YOUR INSTRUCTIONS.
From the tax judgment of the Karnataka High Court, return word for word the portion between "Income-Tax Officer, Company" and "citations: [1982]133ITR791(KAR), [1982]133ITR791(KARN)", inclusive.

Karnataka High Court

Income-Tax Officer, Company Circle, ... vs Margarine And Refind Oil Co. Ltd. on 23 June, 1980

Equivalent citations: [1982]133ITR791(KAR), [1982]133ITR791(KARN)

JUDGMENT
 

 Srinivasa Iyengar, J.  
 

1. This appeal is against the judgment of a single judge (Margarine & Refined Oil Co. (P) Ltd. v. ITO [1975] 98 ITR 636) allowing a writ petition filed by the respondent and quashing an order under s. 35 of the Indian I. T. Act, 1922, revising the assessment for 1961-62. An assessment order had been made on February 27, 1962, under the Indian I. T. Act, 1922, but it was set aside on appeal and a fresh order of assessment was made on January 16, 1965 This was appealed against and the AAC modified the assessment to some extent. A consequential order was made by the ITO on November 20, 1965. The appeal to the AAC was not concerned with any question of depreciation allowance allowable to the assessee. The ITO noticing that there was excess depreciation allowed in the assessment made on January 16, 1965, and as this was an error apparent on the record, issued a notice dated January 23, 1968, proposing to rectify the same. The notice, however, purported to be under s. 154 of the I. T. Act, 1961. This was challenged in W. P. No. 2183 of 1968 before this court and a writ of prohibition sought. Further proceedings pursuant to that notice had been stayed by this court. In that writ petition it was represented for the department that action to rectify could be taken only under s. 35 of the Indian I. T. Act, 1922, and the proceedings taken should be taken as having been initiated thereunder. Consequent on such submission an application was filed to raise a ground that s. 35 of the Indian I. T. Act, 1922, was unconstitutional being violative of art. 14 of the Constitution in so far as it dealt with matters covered by s. 147(b) of the I. T. Act, 1961. This court did not go into this question but in the view that action could be taken only under s. 35 of the earlier Act and no order had yet been made, dismised the writ petition reserving liberty to the assessee to challenge the order, if any. made against it on the said ground. Thereafter, the ITO, after affording an opportunity to the assessee, rectified the assessment by withdrawing depreciation allowance to the extent of Rs. 3,535 on the ground that the allowance to that extent was a mistake apparent on the record by the order dated December 3, 1971, and a notice of demand was issued for payment of the deficit in the tax payable.

2. The challenge to this order, which was upheld by the learned judge, was on the ground that it was open to the ITO to take action under s. 147(b) of the I. T. Act, 1961, and if action had been taken thereunder it was open to the assessee to contend that the action was barred by the time the notice was issued for purposes of rectification of the assessment. If action had been taken under s. 147(b) of the I. T. Act, the assessee had a right of appeal to the AAC and further appeal to the Tribunal and also to seek a reference to the High Court but there was no right of appeal against an order under s. 35 of the Indian I. T. Act, 1922, and in the case of action taken under s. 147(b) of the I. T. Act, 1961, there was a shorter period of limitation while in the case of action taken under s. 35 of Indian I. T. Act, 1922, there was an extended period of limitation and, therefore, s. 35 of the Indian I. T. Act, 1922, was liable to be struck down as offending art. 14 of the Constitution and, consequently, the order should be quashed.

RECORDS SUPPLIED.

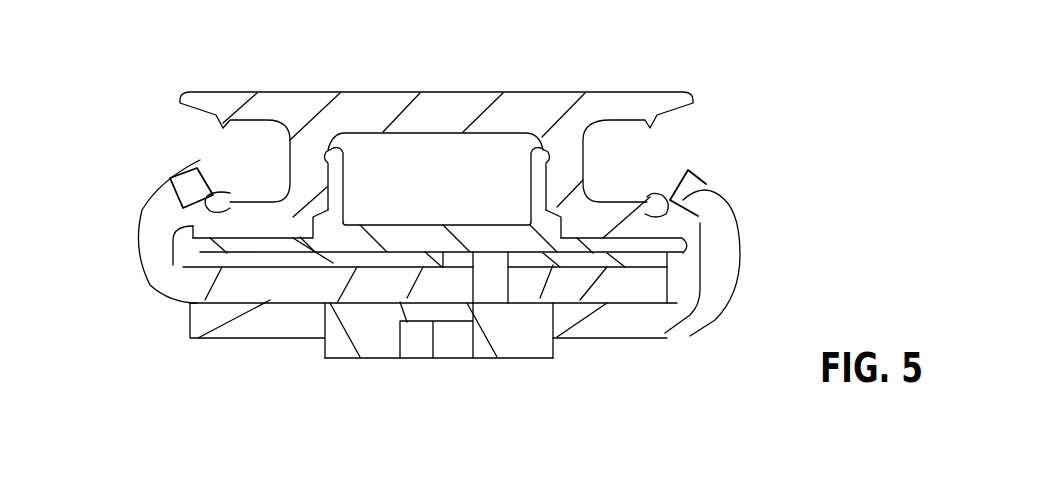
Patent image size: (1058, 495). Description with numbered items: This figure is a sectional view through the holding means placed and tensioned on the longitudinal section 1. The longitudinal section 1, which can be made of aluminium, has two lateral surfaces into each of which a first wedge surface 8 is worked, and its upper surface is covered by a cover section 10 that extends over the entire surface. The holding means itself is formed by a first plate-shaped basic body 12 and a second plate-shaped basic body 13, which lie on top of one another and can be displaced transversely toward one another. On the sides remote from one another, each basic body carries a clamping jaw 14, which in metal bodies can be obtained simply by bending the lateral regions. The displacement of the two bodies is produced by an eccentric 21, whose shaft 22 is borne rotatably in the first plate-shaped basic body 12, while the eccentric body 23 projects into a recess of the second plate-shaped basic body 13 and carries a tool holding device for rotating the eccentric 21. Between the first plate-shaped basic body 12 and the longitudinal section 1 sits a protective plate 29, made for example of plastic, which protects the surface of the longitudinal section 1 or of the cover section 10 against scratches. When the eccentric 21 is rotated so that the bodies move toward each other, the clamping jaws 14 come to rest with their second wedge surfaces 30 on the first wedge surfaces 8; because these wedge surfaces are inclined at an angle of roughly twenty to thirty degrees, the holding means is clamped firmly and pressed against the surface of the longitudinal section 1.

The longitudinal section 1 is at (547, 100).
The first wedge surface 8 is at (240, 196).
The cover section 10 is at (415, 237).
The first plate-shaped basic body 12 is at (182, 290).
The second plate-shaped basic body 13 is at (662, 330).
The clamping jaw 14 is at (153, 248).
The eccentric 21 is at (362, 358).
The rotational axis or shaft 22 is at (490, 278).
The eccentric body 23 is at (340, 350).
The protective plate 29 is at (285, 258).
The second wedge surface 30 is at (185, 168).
--
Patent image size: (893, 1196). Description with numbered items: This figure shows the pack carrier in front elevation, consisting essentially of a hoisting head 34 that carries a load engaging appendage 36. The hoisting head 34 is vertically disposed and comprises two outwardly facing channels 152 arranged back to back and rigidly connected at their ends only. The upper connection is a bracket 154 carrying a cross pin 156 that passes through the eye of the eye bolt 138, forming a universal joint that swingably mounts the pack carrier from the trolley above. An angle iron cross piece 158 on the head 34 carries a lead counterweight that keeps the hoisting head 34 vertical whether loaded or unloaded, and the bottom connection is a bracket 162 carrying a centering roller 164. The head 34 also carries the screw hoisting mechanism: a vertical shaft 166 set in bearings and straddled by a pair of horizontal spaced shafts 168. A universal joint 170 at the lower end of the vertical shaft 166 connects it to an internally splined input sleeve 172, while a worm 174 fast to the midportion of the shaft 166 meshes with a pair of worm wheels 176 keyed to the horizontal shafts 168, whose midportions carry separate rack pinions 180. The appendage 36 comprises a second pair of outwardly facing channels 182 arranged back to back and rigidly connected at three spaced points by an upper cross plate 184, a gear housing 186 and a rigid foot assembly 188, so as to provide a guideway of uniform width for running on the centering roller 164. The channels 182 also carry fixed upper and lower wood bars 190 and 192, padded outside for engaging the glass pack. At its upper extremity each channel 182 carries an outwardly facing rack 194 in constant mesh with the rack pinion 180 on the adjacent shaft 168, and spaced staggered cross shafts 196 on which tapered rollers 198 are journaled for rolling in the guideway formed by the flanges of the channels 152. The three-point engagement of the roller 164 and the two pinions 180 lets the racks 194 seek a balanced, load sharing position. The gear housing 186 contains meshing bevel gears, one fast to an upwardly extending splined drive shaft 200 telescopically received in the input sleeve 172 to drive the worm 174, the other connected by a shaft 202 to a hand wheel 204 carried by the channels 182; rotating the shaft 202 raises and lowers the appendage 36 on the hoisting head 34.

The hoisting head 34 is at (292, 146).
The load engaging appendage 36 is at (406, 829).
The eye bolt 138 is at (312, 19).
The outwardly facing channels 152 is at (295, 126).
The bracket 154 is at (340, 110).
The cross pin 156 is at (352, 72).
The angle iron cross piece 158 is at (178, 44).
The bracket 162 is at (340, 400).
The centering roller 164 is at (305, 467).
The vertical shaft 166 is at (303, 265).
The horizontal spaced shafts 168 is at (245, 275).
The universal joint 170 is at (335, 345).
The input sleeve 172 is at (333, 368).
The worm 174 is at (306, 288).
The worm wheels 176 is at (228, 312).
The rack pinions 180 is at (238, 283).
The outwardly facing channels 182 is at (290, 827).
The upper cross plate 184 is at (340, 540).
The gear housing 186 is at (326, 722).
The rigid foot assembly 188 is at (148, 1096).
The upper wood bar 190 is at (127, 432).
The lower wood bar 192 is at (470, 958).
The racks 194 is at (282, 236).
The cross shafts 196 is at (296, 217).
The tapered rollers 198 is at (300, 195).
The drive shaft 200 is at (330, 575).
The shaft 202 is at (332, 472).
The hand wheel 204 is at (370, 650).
==
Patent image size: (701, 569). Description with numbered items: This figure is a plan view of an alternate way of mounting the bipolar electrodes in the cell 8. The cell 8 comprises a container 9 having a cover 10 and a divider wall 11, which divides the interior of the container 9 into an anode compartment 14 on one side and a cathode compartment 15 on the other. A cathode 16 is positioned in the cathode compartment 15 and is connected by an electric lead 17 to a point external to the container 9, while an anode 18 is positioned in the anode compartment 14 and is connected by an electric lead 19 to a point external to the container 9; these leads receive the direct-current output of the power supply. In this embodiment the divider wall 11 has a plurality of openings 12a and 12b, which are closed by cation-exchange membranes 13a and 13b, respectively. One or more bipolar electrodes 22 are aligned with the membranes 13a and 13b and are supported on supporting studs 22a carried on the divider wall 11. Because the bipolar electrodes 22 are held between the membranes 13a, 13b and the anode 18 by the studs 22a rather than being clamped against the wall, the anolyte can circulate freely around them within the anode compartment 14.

SOLUTION FOR THIS PROBLEM.
Income-Tax Officer, Company Circle, ... vs Margarine And Refind Oil Co. Ltd. on 23 June, 1980

Equivalent citations: [1982]133ITR791(KAR), [1982]133ITR791(KARN)